[DO THIS]
Can you pull out each line of the data below that includes the word "Klein"?

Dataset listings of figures
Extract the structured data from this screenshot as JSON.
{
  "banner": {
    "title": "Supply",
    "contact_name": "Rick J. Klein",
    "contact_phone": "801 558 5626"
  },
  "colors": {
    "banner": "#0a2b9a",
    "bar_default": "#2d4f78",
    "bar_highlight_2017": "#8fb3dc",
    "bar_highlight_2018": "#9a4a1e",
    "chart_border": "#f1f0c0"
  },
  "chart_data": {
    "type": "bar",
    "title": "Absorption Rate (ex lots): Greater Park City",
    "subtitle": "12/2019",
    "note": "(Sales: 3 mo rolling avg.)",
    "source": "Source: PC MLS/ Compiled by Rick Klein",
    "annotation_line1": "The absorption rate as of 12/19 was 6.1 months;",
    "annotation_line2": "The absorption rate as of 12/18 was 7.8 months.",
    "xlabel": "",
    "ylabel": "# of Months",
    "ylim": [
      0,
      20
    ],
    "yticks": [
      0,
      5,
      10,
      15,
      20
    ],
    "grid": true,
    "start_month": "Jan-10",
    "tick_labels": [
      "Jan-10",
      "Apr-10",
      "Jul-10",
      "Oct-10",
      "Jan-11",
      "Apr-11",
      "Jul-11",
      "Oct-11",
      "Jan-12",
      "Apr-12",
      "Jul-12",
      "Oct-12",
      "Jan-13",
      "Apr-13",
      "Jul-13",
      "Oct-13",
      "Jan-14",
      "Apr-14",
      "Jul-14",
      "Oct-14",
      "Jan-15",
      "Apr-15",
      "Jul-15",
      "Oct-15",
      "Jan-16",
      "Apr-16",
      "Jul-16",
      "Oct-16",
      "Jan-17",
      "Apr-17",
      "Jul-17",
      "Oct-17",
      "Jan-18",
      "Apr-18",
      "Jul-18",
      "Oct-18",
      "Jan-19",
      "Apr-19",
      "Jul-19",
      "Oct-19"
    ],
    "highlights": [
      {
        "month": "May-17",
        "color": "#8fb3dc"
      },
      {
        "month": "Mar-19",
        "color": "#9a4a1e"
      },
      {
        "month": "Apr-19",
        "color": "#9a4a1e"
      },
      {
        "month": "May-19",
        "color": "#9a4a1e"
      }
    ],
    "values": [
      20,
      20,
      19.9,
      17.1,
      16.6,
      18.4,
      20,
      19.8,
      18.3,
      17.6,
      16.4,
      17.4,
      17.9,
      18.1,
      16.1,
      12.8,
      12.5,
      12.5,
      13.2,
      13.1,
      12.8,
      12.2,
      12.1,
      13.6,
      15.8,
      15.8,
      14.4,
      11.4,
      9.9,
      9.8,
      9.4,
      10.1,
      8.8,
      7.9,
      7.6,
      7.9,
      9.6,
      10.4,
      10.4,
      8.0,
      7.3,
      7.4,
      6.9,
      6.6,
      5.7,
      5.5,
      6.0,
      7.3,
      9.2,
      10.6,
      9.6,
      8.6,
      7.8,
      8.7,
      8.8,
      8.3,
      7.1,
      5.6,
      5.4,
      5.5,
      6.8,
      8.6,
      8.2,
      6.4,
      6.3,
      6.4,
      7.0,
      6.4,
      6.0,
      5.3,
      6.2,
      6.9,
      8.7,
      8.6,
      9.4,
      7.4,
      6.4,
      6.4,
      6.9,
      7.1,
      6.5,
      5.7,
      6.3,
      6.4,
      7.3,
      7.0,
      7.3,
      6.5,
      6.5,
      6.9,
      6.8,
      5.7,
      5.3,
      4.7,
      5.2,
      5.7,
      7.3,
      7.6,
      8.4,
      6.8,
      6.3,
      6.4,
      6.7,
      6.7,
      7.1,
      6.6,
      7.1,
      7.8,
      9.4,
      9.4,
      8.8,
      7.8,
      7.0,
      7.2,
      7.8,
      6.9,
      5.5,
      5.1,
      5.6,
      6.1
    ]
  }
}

* * *

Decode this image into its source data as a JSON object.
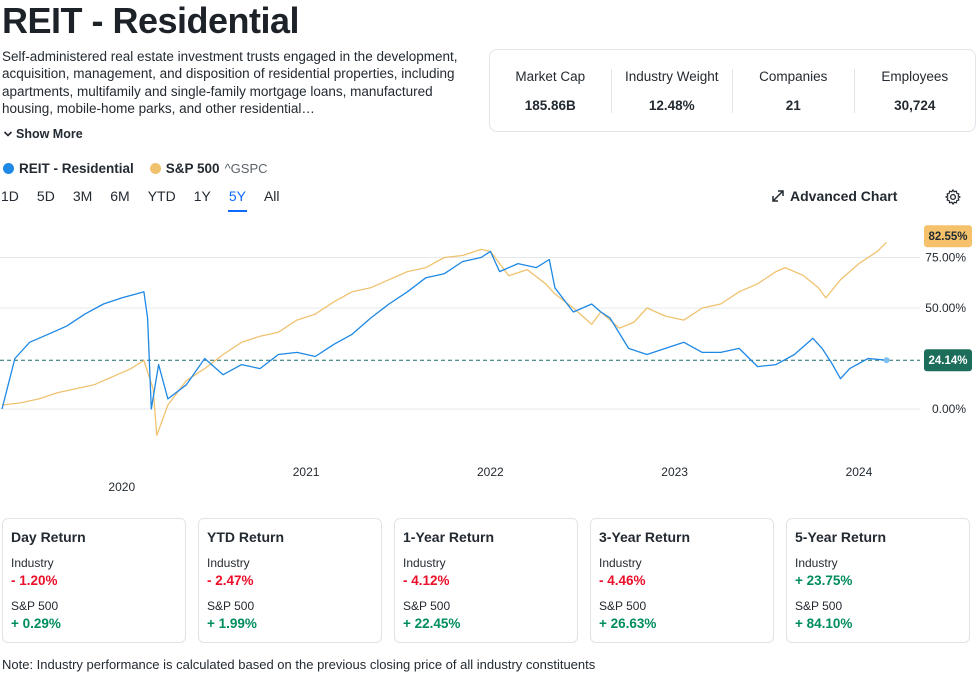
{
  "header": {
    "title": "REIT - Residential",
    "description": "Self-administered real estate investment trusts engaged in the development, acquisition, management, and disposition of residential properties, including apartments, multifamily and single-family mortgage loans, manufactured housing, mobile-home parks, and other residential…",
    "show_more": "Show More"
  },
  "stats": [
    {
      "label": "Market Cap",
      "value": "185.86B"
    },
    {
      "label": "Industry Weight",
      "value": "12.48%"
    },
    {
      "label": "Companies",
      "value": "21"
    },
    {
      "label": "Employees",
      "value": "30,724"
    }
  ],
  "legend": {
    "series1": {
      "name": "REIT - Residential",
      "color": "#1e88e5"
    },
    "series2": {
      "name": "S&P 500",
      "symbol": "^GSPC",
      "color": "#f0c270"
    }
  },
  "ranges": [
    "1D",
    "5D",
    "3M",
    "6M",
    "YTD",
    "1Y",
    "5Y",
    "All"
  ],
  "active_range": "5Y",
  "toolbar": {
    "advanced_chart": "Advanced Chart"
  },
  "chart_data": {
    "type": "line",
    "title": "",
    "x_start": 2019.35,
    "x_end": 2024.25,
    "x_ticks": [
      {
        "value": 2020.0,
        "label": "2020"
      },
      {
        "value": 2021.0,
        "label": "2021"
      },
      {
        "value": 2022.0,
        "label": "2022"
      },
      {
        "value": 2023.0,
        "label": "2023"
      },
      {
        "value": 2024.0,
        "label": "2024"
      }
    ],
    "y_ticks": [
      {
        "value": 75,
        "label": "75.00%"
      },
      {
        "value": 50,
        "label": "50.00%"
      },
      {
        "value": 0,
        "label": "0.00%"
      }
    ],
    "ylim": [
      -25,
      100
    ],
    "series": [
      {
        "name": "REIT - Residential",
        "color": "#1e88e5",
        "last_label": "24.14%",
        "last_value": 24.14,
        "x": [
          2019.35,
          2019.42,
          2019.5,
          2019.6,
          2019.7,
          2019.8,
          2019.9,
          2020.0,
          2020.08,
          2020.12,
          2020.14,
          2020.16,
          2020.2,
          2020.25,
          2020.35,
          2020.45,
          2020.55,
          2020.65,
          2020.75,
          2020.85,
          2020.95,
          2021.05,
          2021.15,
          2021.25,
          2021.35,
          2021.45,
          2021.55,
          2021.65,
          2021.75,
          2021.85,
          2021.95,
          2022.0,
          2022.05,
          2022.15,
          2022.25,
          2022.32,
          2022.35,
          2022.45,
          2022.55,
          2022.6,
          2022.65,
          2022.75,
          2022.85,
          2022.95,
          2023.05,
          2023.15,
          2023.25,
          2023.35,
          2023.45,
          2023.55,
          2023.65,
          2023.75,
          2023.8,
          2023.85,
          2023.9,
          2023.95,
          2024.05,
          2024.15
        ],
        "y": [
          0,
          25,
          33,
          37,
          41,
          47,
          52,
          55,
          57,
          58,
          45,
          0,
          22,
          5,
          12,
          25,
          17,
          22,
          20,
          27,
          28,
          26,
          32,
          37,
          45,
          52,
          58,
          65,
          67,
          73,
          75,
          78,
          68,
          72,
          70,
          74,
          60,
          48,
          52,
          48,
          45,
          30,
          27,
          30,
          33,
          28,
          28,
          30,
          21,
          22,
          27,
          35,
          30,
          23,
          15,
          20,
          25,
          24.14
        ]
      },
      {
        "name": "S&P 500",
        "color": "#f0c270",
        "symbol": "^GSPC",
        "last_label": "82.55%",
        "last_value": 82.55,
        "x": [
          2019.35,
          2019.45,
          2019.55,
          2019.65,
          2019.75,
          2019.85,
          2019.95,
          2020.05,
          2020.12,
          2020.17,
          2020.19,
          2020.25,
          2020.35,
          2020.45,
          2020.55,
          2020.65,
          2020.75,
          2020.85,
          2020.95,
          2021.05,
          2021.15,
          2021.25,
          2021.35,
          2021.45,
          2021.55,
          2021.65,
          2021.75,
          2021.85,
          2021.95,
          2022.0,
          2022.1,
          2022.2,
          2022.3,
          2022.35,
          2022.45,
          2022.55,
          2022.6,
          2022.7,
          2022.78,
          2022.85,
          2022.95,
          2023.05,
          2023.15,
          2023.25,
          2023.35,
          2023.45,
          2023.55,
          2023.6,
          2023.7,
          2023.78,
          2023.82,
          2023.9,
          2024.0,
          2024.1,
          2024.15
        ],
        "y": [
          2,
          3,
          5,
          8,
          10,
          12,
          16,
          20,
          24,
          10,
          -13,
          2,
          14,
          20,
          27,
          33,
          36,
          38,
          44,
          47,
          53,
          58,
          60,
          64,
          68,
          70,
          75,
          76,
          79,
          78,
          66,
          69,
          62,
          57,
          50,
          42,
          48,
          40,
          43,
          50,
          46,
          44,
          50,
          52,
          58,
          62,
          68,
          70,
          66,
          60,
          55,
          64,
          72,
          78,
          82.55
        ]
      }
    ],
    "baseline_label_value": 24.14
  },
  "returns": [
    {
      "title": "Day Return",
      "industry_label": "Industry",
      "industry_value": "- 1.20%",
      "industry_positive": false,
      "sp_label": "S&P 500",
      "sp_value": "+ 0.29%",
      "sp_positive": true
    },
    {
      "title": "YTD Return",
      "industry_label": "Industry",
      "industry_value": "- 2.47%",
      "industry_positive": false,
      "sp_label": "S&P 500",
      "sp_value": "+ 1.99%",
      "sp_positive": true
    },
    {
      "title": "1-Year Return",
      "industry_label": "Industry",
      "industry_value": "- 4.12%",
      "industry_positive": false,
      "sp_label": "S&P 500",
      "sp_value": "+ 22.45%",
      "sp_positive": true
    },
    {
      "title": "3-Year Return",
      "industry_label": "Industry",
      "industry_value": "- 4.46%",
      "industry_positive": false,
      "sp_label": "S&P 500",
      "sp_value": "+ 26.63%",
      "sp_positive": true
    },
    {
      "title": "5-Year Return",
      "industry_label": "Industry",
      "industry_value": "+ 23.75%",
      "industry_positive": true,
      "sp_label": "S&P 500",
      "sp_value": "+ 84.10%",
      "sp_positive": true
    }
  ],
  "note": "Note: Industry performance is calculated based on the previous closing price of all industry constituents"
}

[OUTPUT BELOW]
    "contact_name": "Rick J. Klein",
    "source": "Source: PC MLS/ Compiled by Rick Klein",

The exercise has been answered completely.